• DATA
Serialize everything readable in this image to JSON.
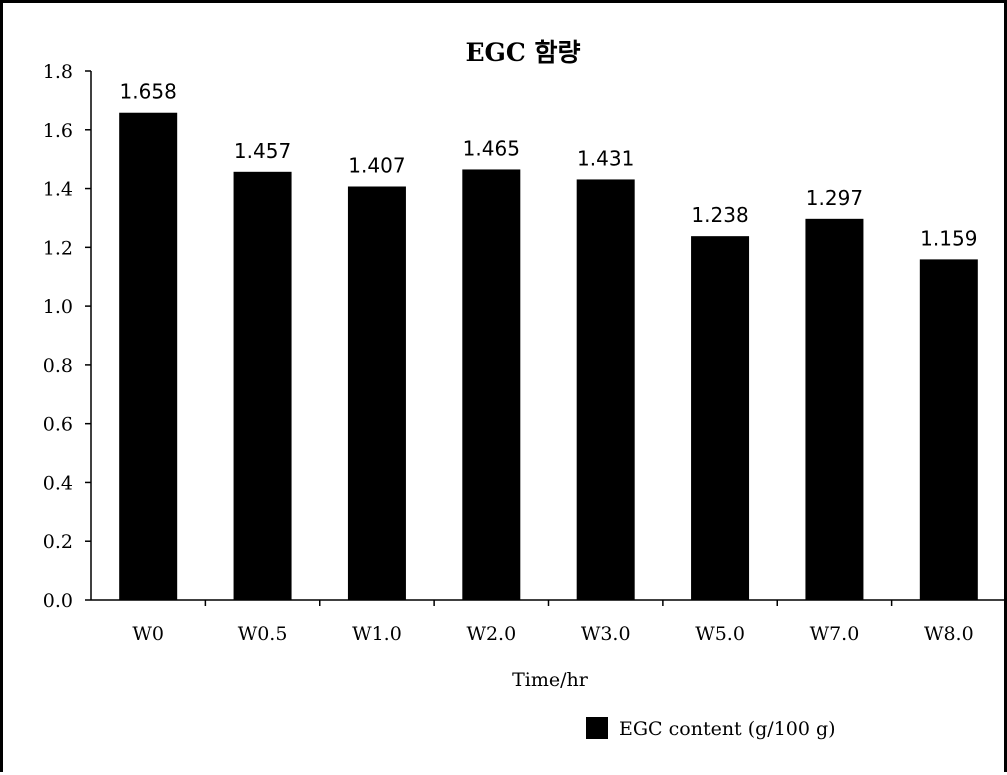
{
  "chart_data": {
    "type": "bar",
    "title": "EGC 함량",
    "xlabel": "Time/hr",
    "ylabel": "",
    "categories": [
      "W0",
      "W0.5",
      "W1.0",
      "W2.0",
      "W3.0",
      "W5.0",
      "W7.0",
      "W8.0"
    ],
    "series": [
      {
        "name": "EGC content (g/100 g)",
        "values": [
          1.658,
          1.457,
          1.407,
          1.465,
          1.431,
          1.238,
          1.297,
          1.159
        ]
      }
    ],
    "data_labels": [
      "1.658",
      "1.457",
      "1.407",
      "1.465",
      "1.431",
      "1.238",
      "1.297",
      "1.159"
    ],
    "ylim": [
      0,
      1.8
    ],
    "yticks": [
      "0.0",
      "0.2",
      "0.4",
      "0.6",
      "0.8",
      "1.0",
      "1.2",
      "1.4",
      "1.6",
      "1.8"
    ],
    "grid": false,
    "legend_position": "bottom-right",
    "bar_color": "#000000"
  }
}
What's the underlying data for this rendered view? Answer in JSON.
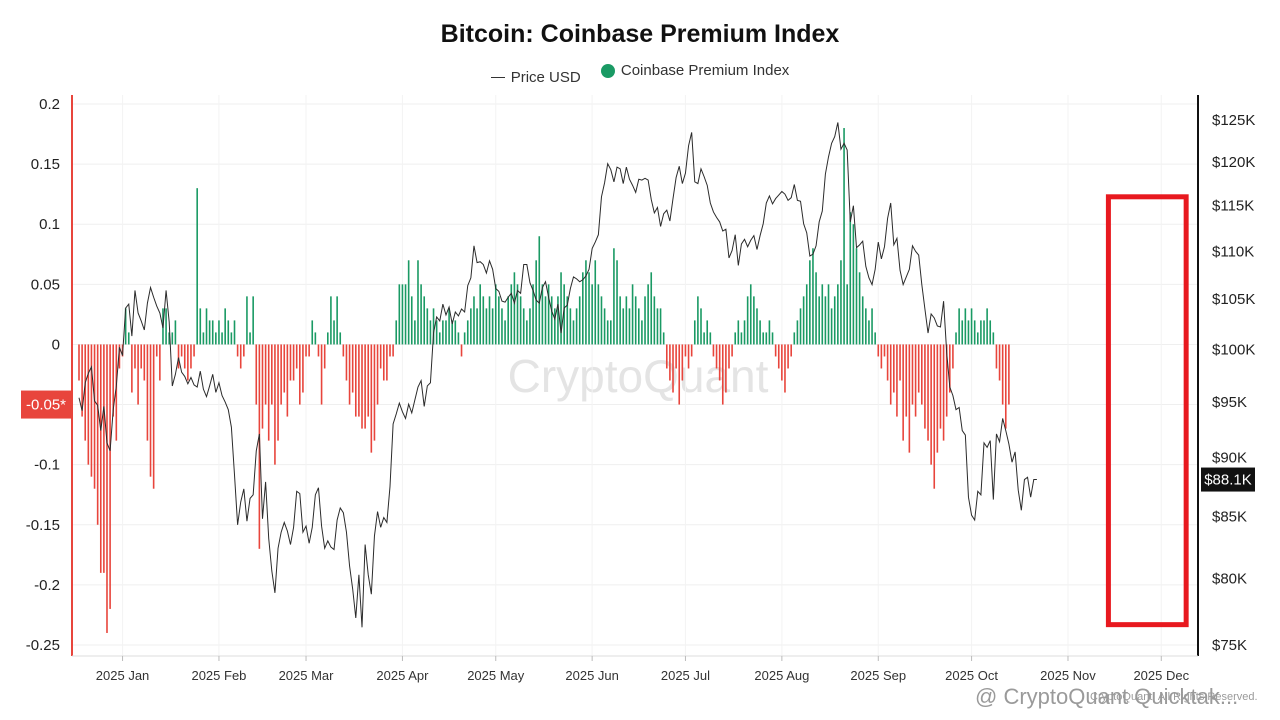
{
  "chart_data": {
    "type": "bar",
    "title": "Bitcoin: Coinbase Premium Index",
    "legend": [
      {
        "name": "Price USD",
        "kind": "line",
        "color": "#333333"
      },
      {
        "name": "Coinbase Premium Index",
        "kind": "dot",
        "color": "#1a9a64"
      }
    ],
    "left_axis": {
      "ylim": [
        -0.25,
        0.2
      ],
      "ticks": [
        0.2,
        0.15,
        0.1,
        0.05,
        0,
        -0.05,
        -0.1,
        -0.15,
        -0.2,
        -0.25
      ],
      "tick_labels": [
        "0.2",
        "0.15",
        "0.1",
        "0.05",
        "0",
        "-0.05*",
        "-0.1",
        "-0.15",
        "-0.2",
        "-0.25"
      ],
      "highlight_index": 5,
      "highlight_color": "#e8453c"
    },
    "right_axis": {
      "scale": "log",
      "ylim": [
        75000,
        125000
      ],
      "ticks": [
        125000,
        120000,
        115000,
        110000,
        105000,
        100000,
        95000,
        90000,
        85000,
        80000,
        75000
      ],
      "tick_labels": [
        "$125K",
        "$120K",
        "$115K",
        "$110K",
        "$105K",
        "$100K",
        "$95K",
        "$90K",
        "$85K",
        "$80K",
        "$75K"
      ],
      "current_label": "$88.1K",
      "current_value": 88100
    },
    "x_axis": {
      "tick_labels": [
        "2025 Jan",
        "2025 Feb",
        "2025 Mar",
        "2025 Apr",
        "2025 May",
        "2025 Jun",
        "2025 Jul",
        "2025 Aug",
        "2025 Sep",
        "2025 Oct",
        "2025 Nov",
        "2025 Dec"
      ],
      "tick_day_index": [
        14,
        45,
        73,
        104,
        134,
        165,
        195,
        226,
        257,
        287,
        318,
        348
      ],
      "start": "2024-12-31",
      "end": "2025-12-23"
    },
    "grid": true,
    "positive_color": "#1a9a64",
    "negative_color": "#e8453c",
    "premium_index": [
      -0.03,
      -0.06,
      -0.08,
      -0.1,
      -0.11,
      -0.12,
      -0.15,
      -0.19,
      -0.19,
      -0.24,
      -0.22,
      -0.06,
      -0.08,
      -0.02,
      -0.01,
      0.03,
      0.01,
      -0.04,
      -0.02,
      -0.05,
      -0.02,
      -0.03,
      -0.08,
      -0.11,
      -0.12,
      -0.01,
      -0.03,
      0.03,
      0.03,
      0.01,
      0.01,
      0.02,
      -0.02,
      -0.01,
      -0.02,
      -0.03,
      -0.02,
      -0.01,
      0.13,
      0.03,
      0.01,
      0.03,
      0.02,
      0.02,
      0.01,
      0.02,
      0.01,
      0.03,
      0.02,
      0.01,
      0.02,
      -0.01,
      -0.02,
      -0.01,
      0.04,
      0.01,
      0.04,
      -0.05,
      -0.17,
      -0.07,
      -0.05,
      -0.08,
      -0.05,
      -0.1,
      -0.08,
      -0.05,
      -0.04,
      -0.06,
      -0.03,
      -0.03,
      -0.02,
      -0.05,
      -0.04,
      -0.01,
      -0.01,
      0.02,
      0.01,
      -0.01,
      -0.05,
      -0.02,
      0.01,
      0.04,
      0.02,
      0.04,
      0.01,
      -0.01,
      -0.03,
      -0.05,
      -0.04,
      -0.06,
      -0.06,
      -0.07,
      -0.07,
      -0.06,
      -0.09,
      -0.08,
      -0.05,
      -0.02,
      -0.03,
      -0.03,
      -0.01,
      -0.01,
      0.02,
      0.05,
      0.05,
      0.05,
      0.07,
      0.04,
      0.02,
      0.07,
      0.05,
      0.04,
      0.03,
      0.02,
      0.03,
      0.02,
      0.01,
      0.02,
      0.02,
      0.03,
      0.02,
      0.02,
      0.01,
      -0.01,
      0.01,
      0.02,
      0.03,
      0.04,
      0.03,
      0.05,
      0.04,
      0.03,
      0.04,
      0.03,
      0.05,
      0.04,
      0.03,
      0.02,
      0.04,
      0.05,
      0.06,
      0.05,
      0.04,
      0.03,
      0.02,
      0.03,
      0.05,
      0.07,
      0.09,
      0.05,
      0.04,
      0.05,
      0.04,
      0.03,
      0.04,
      0.06,
      0.05,
      0.04,
      0.03,
      0.02,
      0.03,
      0.04,
      0.06,
      0.07,
      0.06,
      0.05,
      0.07,
      0.05,
      0.04,
      0.03,
      0.02,
      0.02,
      0.08,
      0.07,
      0.04,
      0.03,
      0.04,
      0.03,
      0.05,
      0.04,
      0.03,
      0.02,
      0.04,
      0.05,
      0.06,
      0.04,
      0.03,
      0.03,
      0.01,
      -0.02,
      -0.03,
      -0.04,
      -0.02,
      -0.05,
      -0.03,
      -0.01,
      -0.02,
      -0.01,
      0.02,
      0.04,
      0.03,
      0.01,
      0.02,
      0.01,
      -0.01,
      -0.02,
      -0.03,
      -0.05,
      -0.04,
      -0.02,
      -0.01,
      0.01,
      0.02,
      0.01,
      0.02,
      0.04,
      0.05,
      0.04,
      0.03,
      0.02,
      0.01,
      0.01,
      0.02,
      0.01,
      -0.01,
      -0.02,
      -0.03,
      -0.04,
      -0.02,
      -0.01,
      0.01,
      0.02,
      0.03,
      0.04,
      0.05,
      0.07,
      0.08,
      0.06,
      0.04,
      0.05,
      0.04,
      0.05,
      0.03,
      0.04,
      0.05,
      0.07,
      0.18,
      0.05,
      0.11,
      0.1,
      0.08,
      0.06,
      0.04,
      0.03,
      0.02,
      0.03,
      0.01,
      -0.01,
      -0.02,
      -0.01,
      -0.03,
      -0.05,
      -0.04,
      -0.06,
      -0.03,
      -0.08,
      -0.06,
      -0.09,
      -0.05,
      -0.06,
      -0.04,
      -0.05,
      -0.07,
      -0.08,
      -0.1,
      -0.12,
      -0.09,
      -0.07,
      -0.08,
      -0.06,
      -0.04,
      -0.02,
      0.01,
      0.03,
      0.02,
      0.03,
      0.02,
      0.03,
      0.02,
      0.01,
      0.02,
      0.02,
      0.03,
      0.02,
      0.01,
      -0.02,
      -0.03,
      -0.05,
      -0.07,
      -0.05
    ],
    "price_usd": [
      95400,
      94200,
      96800,
      97700,
      98300,
      95100,
      94700,
      92400,
      94600,
      91300,
      90600,
      94300,
      96500,
      100200,
      99400,
      104100,
      104500,
      101300,
      105900,
      103600,
      102800,
      101900,
      104600,
      106200,
      105200,
      104300,
      103600,
      102100,
      105900,
      102700,
      96500,
      97600,
      99200,
      97800,
      97400,
      96700,
      97300,
      96600,
      96400,
      97900,
      96200,
      95500,
      96500,
      97600,
      95900,
      96800,
      95600,
      95000,
      94300,
      92700,
      88500,
      84300,
      86200,
      87300,
      84600,
      86500,
      86800,
      90600,
      92100,
      84800,
      87900,
      83200,
      80600,
      78900,
      82400,
      83700,
      84500,
      83800,
      82700,
      84100,
      87100,
      86900,
      83700,
      84200,
      82800,
      84100,
      86800,
      87400,
      84200,
      82400,
      83000,
      82500,
      82300,
      84700,
      85700,
      85300,
      83700,
      81000,
      79200,
      77000,
      80300,
      76300,
      82700,
      80300,
      78800,
      83400,
      85400,
      84100,
      84900,
      84500,
      87500,
      93000,
      93900,
      94900,
      94100,
      93500,
      94800,
      94000,
      95200,
      96400,
      97000,
      94600,
      96500,
      96800,
      101600,
      103200,
      102800,
      104500,
      103400,
      104200,
      102500,
      103700,
      103300,
      104000,
      103700,
      106400,
      107200,
      110600,
      108800,
      108900,
      108600,
      107700,
      109000,
      108100,
      106100,
      105800,
      104800,
      104700,
      105200,
      105600,
      104600,
      105900,
      105600,
      108600,
      108600,
      106700,
      105900,
      104900,
      104600,
      106200,
      106800,
      105200,
      103800,
      103000,
      104500,
      101600,
      104100,
      104400,
      106100,
      107300,
      107100,
      106800,
      107000,
      107400,
      108100,
      110300,
      111000,
      111800,
      116000,
      117600,
      119800,
      119100,
      117700,
      119400,
      119200,
      117500,
      119400,
      118000,
      117300,
      116500,
      118000,
      117900,
      118100,
      117900,
      115700,
      114200,
      114800,
      112700,
      114100,
      114500,
      113300,
      115800,
      118200,
      119500,
      117500,
      118700,
      121900,
      123500,
      117700,
      117500,
      119200,
      118300,
      117300,
      115300,
      114300,
      113700,
      113200,
      112200,
      112400,
      109300,
      110100,
      111800,
      108500,
      110800,
      111300,
      110500,
      111200,
      111700,
      110200,
      111700,
      113000,
      115300,
      116100,
      115200,
      115800,
      116200,
      116600,
      116300,
      115600,
      115900,
      117400,
      115600,
      115500,
      113000,
      112000,
      109500,
      109700,
      110600,
      113200,
      114400,
      118600,
      120600,
      122200,
      123000,
      124700,
      121500,
      122200,
      121400,
      113200,
      115000,
      110400,
      110700,
      111100,
      108400,
      107200,
      106500,
      108100,
      111000,
      109200,
      110500,
      113600,
      115300,
      110700,
      111400,
      108000,
      106500,
      107300,
      108100,
      110600,
      110000,
      109600,
      106500,
      104000,
      101600,
      103500,
      103100,
      102300,
      102200,
      104800,
      99700,
      96400,
      95600,
      94300,
      94500,
      92400,
      92000,
      86600,
      85100,
      84700,
      87100,
      86800,
      91300,
      90900,
      91500,
      86400,
      92100,
      91400,
      93500,
      92400,
      91200,
      89600,
      90500,
      87200,
      85500,
      88100,
      88300,
      86600,
      88100,
      88100
    ],
    "highlight_box": {
      "start_day_index": 331,
      "end_day_index": 356,
      "top_value": 116000,
      "bottom_value": 76500,
      "color": "#e8191f"
    }
  },
  "watermark": "CryptoQuant",
  "footer": {
    "handle": "@ CryptoQuant Quicktak...",
    "credit": "CryptoQuant. All Rights Reserved."
  }
}
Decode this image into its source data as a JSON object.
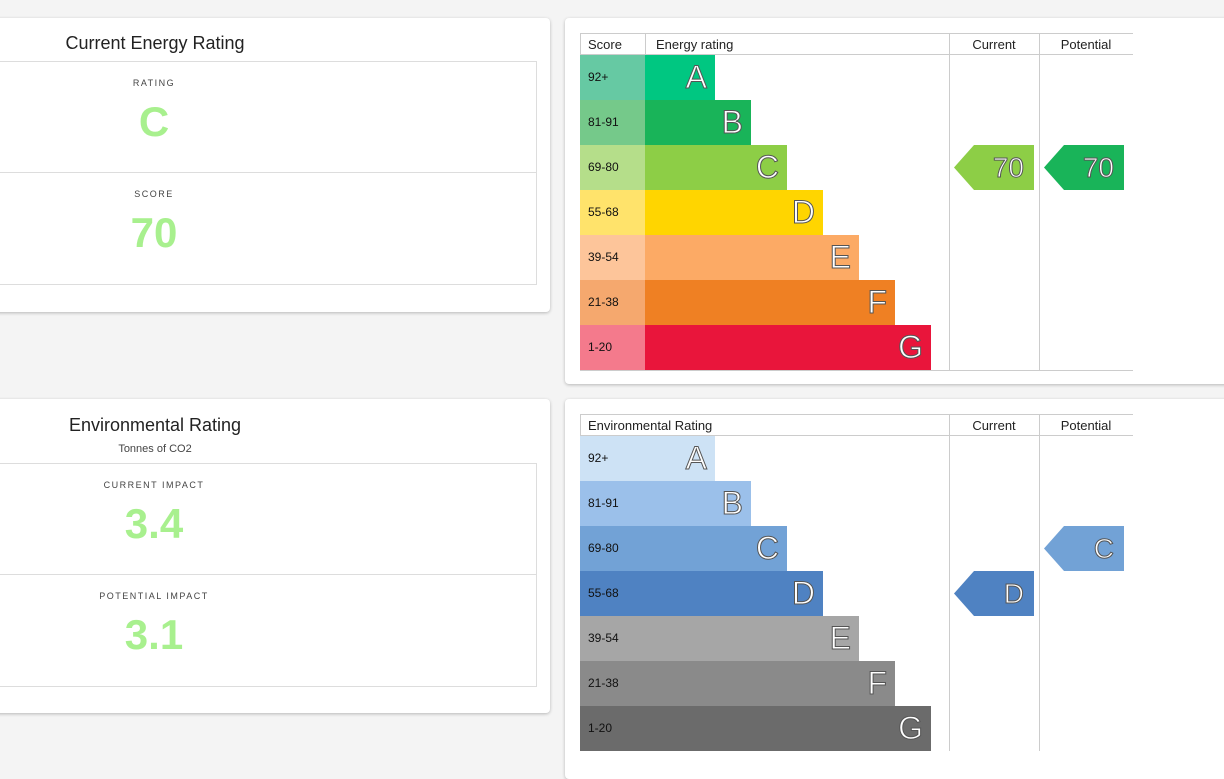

• STATED PROBLEM
Reply with the number of lines in the data that include the string "image" and nothing else.

• COMPLETED EXERCISE
2